▶ [What the exercise asks]: Copy the data precisely, character for character, and leave out every picture.

start

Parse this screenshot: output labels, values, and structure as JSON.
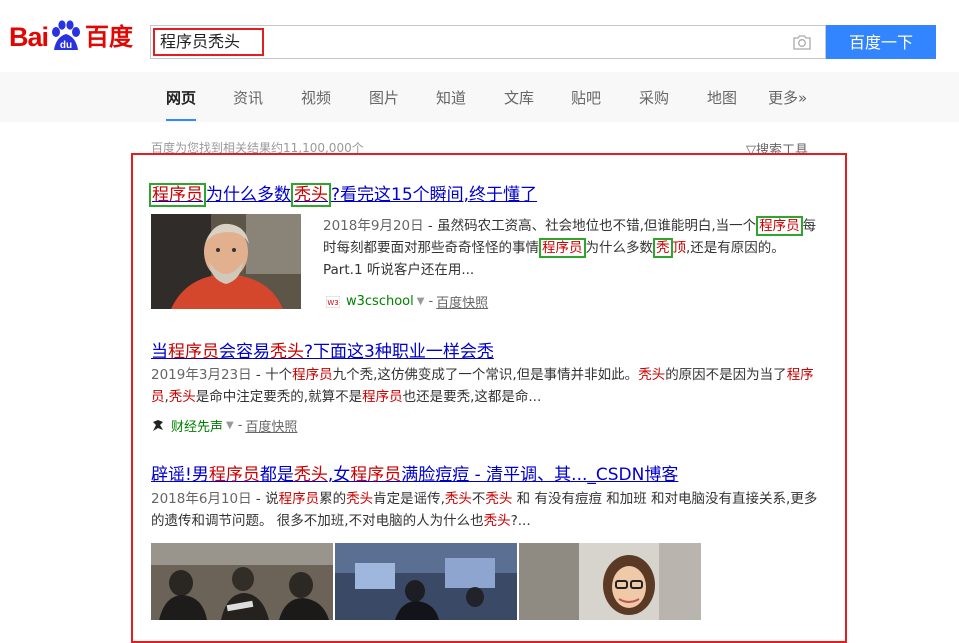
{
  "logo": {
    "part1": "Bai",
    "du": "du",
    "part2": "百度"
  },
  "search": {
    "query": "程序员秃头",
    "button_label": "百度一下"
  },
  "tabs": [
    "网页",
    "资讯",
    "视频",
    "图片",
    "知道",
    "文库",
    "贴吧",
    "采购",
    "地图",
    "更多»"
  ],
  "stats": "百度为您找到相关结果约11,100,000个",
  "tools_label": "▽搜索工具",
  "results": [
    {
      "title": {
        "t1": "程序员",
        "t2": "为什么多数",
        "t3": "秃头",
        "t4": "?看完这15个瞬间,终于懂了"
      },
      "date": "2018年9月20日",
      "abs": {
        "a1": " - 虽然码农工资高、社会地位也不错,但谁能明白,当一个",
        "a2": "程序员",
        "a3": "每时每刻都要面对那些奇奇怪怪的事情",
        "a4": "程序员",
        "a5": "为什么多数",
        "a6": "秃",
        "a7": "顶",
        "a8": ",还是有原因的。 Part.1 听说客户还在用..."
      },
      "source": "w3cschool",
      "snapshot": "百度快照"
    },
    {
      "title": {
        "t1": "当",
        "t2": "程序员",
        "t3": "会容易",
        "t4": "秃头",
        "t5": "?下面这3种职业一样会秃"
      },
      "date": "2019年3月23日",
      "abs": {
        "a1": " - 十个",
        "a2": "程序员",
        "a3": "九个秃,这仿佛变成了一个常识,但是事情并非如此。",
        "a4": "秃头",
        "a5": "的原因不是因为当了",
        "a6": "程序员",
        "a7": ",",
        "a8": "秃头",
        "a9": "是命中注定要秃的,就算不是",
        "a10": "程序员",
        "a11": "也还是要秃,这都是命..."
      },
      "source": "财经先声",
      "snapshot": "百度快照"
    },
    {
      "title": {
        "t1": "辟谣!男",
        "t2": "程序员",
        "t3": "都是",
        "t4": "秃头",
        "t5": ",女",
        "t6": "程序员",
        "t7": "满脸痘痘 - 清平调、其..._CSDN博客"
      },
      "date": "2018年6月10日",
      "abs": {
        "a1": " - 说",
        "a2": "程序员",
        "a3": "累的",
        "a4": "秃头",
        "a5": "肯定是谣传,",
        "a6": "秃头",
        "a7": "不",
        "a8": "秃头",
        "a9": " 和 有没有痘痘 和加班 和对电脑没有直接关系,更多的遗传和调节问题。 很多不加班,不对电脑的人为什么也",
        "a10": "秃头",
        "a11": "?..."
      }
    }
  ],
  "colors": {
    "brand_red": "#e10602",
    "button_blue": "#3385ff",
    "link_blue": "#0000cc",
    "keyword_red": "#cc0000",
    "source_green": "#008000",
    "annotation_red": "#e02020",
    "annotation_green": "#2ea52e"
  }
}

end

▶ [Task output]:
Parse this screenshot: output labels, values, and structure as JSON.
{
  "logo": {
    "part1": "Bai",
    "du": "du",
    "part2": "百度"
  },
  "search": {
    "query": "程序员秃头",
    "button_label": "百度一下"
  },
  "tabs": [
    "网页",
    "资讯",
    "视频",
    "图片",
    "知道",
    "文库",
    "贴吧",
    "采购",
    "地图",
    "更多»"
  ],
  "stats": "百度为您找到相关结果约11,100,000个",
  "tools_label": "▽搜索工具",
  "results": [
    {
      "title": {
        "t1": "程序员",
        "t2": "为什么多数",
        "t3": "秃头",
        "t4": "?看完这15个瞬间,终于懂了"
      },
      "date": "2018年9月20日",
      "abs": {
        "a1": " - 虽然码农工资高、社会地位也不错,但谁能明白,当一个",
        "a2": "程序员",
        "a3": "每时每刻都要面对那些奇奇怪怪的事情",
        "a4": "程序员",
        "a5": "为什么多数",
        "a6": "秃",
        "a7": "顶",
        "a8": ",还是有原因的。 Part.1 听说客户还在用..."
      },
      "source": "w3cschool",
      "snapshot": "百度快照"
    },
    {
      "title": {
        "t1": "当",
        "t2": "程序员",
        "t3": "会容易",
        "t4": "秃头",
        "t5": "?下面这3种职业一样会秃"
      },
      "date": "2019年3月23日",
      "abs": {
        "a1": " - 十个",
        "a2": "程序员",
        "a3": "九个秃,这仿佛变成了一个常识,但是事情并非如此。",
        "a4": "秃头",
        "a5": "的原因不是因为当了",
        "a6": "程序员",
        "a7": ",",
        "a8": "秃头",
        "a9": "是命中注定要秃的,就算不是",
        "a10": "程序员",
        "a11": "也还是要秃,这都是命..."
      },
      "source": "财经先声",
      "snapshot": "百度快照"
    },
    {
      "title": {
        "t1": "辟谣!男",
        "t2": "程序员",
        "t3": "都是",
        "t4": "秃头",
        "t5": ",女",
        "t6": "程序员",
        "t7": "满脸痘痘 - 清平调、其..._CSDN博客"
      },
      "date": "2018年6月10日",
      "abs": {
        "a1": " - 说",
        "a2": "程序员",
        "a3": "累的",
        "a4": "秃头",
        "a5": "肯定是谣传,",
        "a6": "秃头",
        "a7": "不",
        "a8": "秃头",
        "a9": " 和 有没有痘痘 和加班 和对电脑没有直接关系,更多的遗传和调节问题。 很多不加班,不对电脑的人为什么也",
        "a10": "秃头",
        "a11": "?..."
      }
    }
  ],
  "colors": {
    "brand_red": "#e10602",
    "button_blue": "#3385ff",
    "link_blue": "#0000cc",
    "keyword_red": "#cc0000",
    "source_green": "#008000",
    "annotation_red": "#e02020",
    "annotation_green": "#2ea52e"
  }
}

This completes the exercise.